- _GOAL_: Collect each line holding the string "inbox".

** Begin **

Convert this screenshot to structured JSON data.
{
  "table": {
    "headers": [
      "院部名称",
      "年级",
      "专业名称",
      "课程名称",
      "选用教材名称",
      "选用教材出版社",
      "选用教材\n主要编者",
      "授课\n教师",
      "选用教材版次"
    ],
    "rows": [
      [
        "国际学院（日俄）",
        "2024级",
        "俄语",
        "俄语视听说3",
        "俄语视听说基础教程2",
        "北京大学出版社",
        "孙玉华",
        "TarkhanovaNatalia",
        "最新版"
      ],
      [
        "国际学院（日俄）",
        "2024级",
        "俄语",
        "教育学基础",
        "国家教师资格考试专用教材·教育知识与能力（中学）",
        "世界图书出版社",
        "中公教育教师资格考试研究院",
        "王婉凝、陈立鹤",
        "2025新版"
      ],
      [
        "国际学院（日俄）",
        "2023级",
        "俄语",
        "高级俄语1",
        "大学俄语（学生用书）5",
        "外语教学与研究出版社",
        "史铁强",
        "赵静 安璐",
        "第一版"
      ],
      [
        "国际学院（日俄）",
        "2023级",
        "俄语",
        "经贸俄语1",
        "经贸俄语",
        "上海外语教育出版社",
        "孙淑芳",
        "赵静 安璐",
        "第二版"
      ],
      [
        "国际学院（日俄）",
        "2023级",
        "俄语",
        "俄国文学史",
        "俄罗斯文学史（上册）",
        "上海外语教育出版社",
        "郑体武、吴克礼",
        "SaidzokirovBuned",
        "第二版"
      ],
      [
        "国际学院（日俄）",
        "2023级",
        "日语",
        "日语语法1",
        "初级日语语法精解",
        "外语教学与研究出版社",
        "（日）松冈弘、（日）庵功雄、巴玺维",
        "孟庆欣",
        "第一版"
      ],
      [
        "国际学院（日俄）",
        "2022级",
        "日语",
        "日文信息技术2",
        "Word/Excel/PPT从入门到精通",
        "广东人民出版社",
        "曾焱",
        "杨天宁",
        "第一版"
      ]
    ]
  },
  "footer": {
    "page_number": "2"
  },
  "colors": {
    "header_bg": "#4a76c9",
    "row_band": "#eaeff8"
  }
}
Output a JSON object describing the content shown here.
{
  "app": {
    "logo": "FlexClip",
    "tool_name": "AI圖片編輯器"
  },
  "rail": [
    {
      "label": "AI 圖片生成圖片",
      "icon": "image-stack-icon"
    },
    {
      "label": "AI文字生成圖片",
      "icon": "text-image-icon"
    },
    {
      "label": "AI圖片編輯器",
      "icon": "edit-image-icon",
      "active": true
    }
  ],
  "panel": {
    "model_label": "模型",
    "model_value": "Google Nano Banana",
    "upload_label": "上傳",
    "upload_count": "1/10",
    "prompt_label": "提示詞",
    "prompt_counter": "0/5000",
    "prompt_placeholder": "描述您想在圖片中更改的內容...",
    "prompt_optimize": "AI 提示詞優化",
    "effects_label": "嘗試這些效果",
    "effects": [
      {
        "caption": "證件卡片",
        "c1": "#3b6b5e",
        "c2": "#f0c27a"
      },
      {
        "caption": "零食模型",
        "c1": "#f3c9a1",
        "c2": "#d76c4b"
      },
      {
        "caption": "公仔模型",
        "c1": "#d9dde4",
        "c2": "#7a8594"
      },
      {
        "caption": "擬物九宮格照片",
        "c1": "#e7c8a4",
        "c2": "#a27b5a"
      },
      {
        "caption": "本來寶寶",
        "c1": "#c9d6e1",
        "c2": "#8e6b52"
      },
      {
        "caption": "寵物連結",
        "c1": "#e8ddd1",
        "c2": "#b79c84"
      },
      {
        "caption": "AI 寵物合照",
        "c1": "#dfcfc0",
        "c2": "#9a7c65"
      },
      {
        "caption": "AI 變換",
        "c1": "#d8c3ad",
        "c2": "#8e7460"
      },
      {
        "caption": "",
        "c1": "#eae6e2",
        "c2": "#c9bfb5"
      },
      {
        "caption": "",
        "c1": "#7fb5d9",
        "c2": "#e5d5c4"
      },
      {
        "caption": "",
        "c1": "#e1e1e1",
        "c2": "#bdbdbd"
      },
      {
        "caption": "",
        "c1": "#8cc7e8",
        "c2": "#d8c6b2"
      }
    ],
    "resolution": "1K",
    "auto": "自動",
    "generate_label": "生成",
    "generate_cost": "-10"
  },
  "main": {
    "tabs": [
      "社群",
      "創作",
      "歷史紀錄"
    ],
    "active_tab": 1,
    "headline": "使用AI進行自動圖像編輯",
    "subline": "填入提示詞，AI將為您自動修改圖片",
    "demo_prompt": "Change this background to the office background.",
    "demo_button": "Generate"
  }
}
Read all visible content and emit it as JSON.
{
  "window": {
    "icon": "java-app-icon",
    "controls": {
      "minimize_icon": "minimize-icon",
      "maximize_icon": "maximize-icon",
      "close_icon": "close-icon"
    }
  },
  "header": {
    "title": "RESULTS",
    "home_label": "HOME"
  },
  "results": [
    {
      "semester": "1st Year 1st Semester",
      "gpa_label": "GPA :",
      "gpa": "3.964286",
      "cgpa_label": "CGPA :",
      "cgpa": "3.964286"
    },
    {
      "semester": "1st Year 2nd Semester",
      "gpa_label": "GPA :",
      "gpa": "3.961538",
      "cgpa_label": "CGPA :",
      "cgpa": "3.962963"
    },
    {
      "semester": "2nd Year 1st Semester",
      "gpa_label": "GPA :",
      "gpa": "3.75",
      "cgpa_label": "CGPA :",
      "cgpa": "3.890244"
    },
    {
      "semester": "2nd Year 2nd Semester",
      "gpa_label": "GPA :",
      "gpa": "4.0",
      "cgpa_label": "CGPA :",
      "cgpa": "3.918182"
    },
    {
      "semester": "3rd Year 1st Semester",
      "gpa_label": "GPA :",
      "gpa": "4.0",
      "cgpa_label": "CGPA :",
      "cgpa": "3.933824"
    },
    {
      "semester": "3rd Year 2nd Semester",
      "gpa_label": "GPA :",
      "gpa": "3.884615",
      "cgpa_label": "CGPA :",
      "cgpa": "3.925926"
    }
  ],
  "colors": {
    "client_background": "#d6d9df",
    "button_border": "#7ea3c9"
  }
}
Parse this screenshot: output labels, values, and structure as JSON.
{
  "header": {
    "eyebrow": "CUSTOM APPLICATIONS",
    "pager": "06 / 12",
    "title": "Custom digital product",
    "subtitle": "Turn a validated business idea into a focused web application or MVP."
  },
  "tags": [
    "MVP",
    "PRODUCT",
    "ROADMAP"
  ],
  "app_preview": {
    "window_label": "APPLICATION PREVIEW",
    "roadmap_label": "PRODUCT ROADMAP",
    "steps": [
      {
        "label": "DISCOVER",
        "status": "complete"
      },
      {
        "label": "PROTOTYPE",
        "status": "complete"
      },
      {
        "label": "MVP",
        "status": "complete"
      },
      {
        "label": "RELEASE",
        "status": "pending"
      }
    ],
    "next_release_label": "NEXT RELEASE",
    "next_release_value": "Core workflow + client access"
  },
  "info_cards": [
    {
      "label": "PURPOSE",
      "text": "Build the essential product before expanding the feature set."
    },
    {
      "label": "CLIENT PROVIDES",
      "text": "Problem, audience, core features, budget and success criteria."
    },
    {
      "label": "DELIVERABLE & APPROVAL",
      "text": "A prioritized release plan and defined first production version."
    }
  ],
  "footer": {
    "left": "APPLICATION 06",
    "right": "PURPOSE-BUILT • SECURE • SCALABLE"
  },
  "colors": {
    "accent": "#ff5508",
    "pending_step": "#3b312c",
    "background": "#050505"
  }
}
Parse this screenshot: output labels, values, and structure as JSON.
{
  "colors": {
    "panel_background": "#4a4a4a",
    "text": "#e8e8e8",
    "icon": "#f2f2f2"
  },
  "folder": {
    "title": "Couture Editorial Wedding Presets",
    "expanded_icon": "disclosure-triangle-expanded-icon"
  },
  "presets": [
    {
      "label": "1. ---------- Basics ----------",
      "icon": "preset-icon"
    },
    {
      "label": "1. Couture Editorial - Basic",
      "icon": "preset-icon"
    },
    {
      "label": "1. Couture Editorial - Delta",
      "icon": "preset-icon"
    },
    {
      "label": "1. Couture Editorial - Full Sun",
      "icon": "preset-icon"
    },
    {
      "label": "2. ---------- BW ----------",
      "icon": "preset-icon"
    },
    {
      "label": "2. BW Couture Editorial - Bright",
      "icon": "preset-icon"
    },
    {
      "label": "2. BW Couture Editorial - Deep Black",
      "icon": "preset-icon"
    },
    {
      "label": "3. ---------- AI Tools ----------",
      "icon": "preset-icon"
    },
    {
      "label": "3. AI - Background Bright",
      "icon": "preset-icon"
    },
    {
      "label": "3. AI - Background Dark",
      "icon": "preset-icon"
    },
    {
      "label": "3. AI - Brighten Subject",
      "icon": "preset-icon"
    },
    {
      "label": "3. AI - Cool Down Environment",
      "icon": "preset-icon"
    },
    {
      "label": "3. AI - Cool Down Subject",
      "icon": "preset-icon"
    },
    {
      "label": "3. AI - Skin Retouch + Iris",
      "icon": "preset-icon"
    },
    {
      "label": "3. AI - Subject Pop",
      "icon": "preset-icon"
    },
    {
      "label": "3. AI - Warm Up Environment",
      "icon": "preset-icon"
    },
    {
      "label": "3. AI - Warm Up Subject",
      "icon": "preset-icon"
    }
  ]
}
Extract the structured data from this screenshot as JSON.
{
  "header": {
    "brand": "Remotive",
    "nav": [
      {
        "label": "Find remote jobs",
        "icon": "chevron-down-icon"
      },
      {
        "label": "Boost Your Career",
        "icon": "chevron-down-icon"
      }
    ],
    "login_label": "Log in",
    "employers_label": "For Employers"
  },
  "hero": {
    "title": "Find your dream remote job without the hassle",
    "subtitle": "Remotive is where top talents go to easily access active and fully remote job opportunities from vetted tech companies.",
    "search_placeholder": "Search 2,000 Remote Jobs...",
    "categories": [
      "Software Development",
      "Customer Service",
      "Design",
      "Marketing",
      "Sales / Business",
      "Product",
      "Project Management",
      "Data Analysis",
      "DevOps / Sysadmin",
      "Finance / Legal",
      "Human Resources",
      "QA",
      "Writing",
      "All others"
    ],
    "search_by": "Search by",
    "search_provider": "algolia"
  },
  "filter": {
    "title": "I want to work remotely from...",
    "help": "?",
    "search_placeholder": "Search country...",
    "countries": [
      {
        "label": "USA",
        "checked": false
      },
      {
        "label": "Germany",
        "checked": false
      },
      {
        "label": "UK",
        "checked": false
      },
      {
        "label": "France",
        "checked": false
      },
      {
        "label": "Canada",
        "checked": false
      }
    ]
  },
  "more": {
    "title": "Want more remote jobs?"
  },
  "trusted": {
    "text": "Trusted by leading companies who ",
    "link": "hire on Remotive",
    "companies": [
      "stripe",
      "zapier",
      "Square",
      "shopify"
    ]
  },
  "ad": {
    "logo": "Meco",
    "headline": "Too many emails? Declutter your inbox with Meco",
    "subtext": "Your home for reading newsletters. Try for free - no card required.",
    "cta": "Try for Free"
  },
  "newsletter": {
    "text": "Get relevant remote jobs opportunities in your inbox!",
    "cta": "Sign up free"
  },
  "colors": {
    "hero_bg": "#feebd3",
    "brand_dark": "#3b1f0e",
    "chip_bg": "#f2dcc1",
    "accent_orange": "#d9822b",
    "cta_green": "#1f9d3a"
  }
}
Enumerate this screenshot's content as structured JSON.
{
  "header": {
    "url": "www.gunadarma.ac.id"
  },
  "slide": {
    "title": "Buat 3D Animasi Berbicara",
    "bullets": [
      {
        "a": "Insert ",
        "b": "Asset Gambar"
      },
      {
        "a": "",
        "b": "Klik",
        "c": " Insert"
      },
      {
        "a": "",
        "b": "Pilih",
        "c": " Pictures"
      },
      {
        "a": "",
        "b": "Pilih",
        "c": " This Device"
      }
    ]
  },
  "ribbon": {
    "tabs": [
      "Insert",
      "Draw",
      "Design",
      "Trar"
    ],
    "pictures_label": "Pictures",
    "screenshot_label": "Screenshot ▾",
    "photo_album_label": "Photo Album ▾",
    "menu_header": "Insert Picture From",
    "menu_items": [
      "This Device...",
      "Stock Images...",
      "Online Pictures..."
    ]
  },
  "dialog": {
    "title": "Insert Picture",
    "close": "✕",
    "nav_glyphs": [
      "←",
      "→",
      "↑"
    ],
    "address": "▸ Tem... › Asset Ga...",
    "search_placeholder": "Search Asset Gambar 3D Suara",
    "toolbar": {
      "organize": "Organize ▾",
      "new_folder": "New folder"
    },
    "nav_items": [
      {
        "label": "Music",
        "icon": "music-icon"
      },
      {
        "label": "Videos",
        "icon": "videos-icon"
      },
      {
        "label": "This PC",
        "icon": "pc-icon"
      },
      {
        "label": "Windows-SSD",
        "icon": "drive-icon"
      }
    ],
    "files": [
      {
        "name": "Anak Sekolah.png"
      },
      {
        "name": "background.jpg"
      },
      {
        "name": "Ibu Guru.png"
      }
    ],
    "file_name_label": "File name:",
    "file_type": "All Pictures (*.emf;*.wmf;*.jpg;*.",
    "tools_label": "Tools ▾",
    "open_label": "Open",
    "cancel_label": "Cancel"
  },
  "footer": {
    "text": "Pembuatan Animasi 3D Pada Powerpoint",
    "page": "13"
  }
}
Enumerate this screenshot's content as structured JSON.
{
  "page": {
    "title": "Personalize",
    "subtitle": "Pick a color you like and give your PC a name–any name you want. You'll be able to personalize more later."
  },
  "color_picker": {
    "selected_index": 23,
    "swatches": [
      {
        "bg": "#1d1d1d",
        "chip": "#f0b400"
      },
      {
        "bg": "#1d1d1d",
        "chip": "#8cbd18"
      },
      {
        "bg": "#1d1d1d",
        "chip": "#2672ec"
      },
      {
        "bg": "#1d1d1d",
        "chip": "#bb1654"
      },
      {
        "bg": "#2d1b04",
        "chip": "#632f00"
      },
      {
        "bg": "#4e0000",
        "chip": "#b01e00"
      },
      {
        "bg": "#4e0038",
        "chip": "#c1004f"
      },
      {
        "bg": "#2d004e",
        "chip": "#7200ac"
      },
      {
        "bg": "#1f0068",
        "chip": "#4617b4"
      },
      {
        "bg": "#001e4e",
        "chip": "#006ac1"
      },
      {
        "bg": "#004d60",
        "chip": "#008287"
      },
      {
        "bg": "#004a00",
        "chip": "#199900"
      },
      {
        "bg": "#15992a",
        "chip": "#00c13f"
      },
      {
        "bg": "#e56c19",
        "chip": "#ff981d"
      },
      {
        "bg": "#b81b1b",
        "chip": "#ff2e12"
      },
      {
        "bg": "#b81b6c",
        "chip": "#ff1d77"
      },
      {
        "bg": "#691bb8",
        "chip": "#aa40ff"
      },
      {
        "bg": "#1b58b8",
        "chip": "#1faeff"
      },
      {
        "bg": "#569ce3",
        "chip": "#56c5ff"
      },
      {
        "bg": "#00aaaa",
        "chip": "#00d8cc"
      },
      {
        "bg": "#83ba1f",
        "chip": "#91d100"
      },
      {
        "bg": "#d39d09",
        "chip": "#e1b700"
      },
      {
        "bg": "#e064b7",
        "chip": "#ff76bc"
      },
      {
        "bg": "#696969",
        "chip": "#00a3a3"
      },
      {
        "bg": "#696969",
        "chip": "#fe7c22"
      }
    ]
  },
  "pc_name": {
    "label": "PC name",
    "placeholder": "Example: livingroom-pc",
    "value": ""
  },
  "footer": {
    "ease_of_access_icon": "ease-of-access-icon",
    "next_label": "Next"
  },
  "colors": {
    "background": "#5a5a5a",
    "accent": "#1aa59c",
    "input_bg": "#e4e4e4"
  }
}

** End **

- _EXERCISE OUTPUT_:
    "headline": "Too many emails? Declutter your inbox with Meco",
    "text": "Get relevant remote jobs opportunities in your inbox!",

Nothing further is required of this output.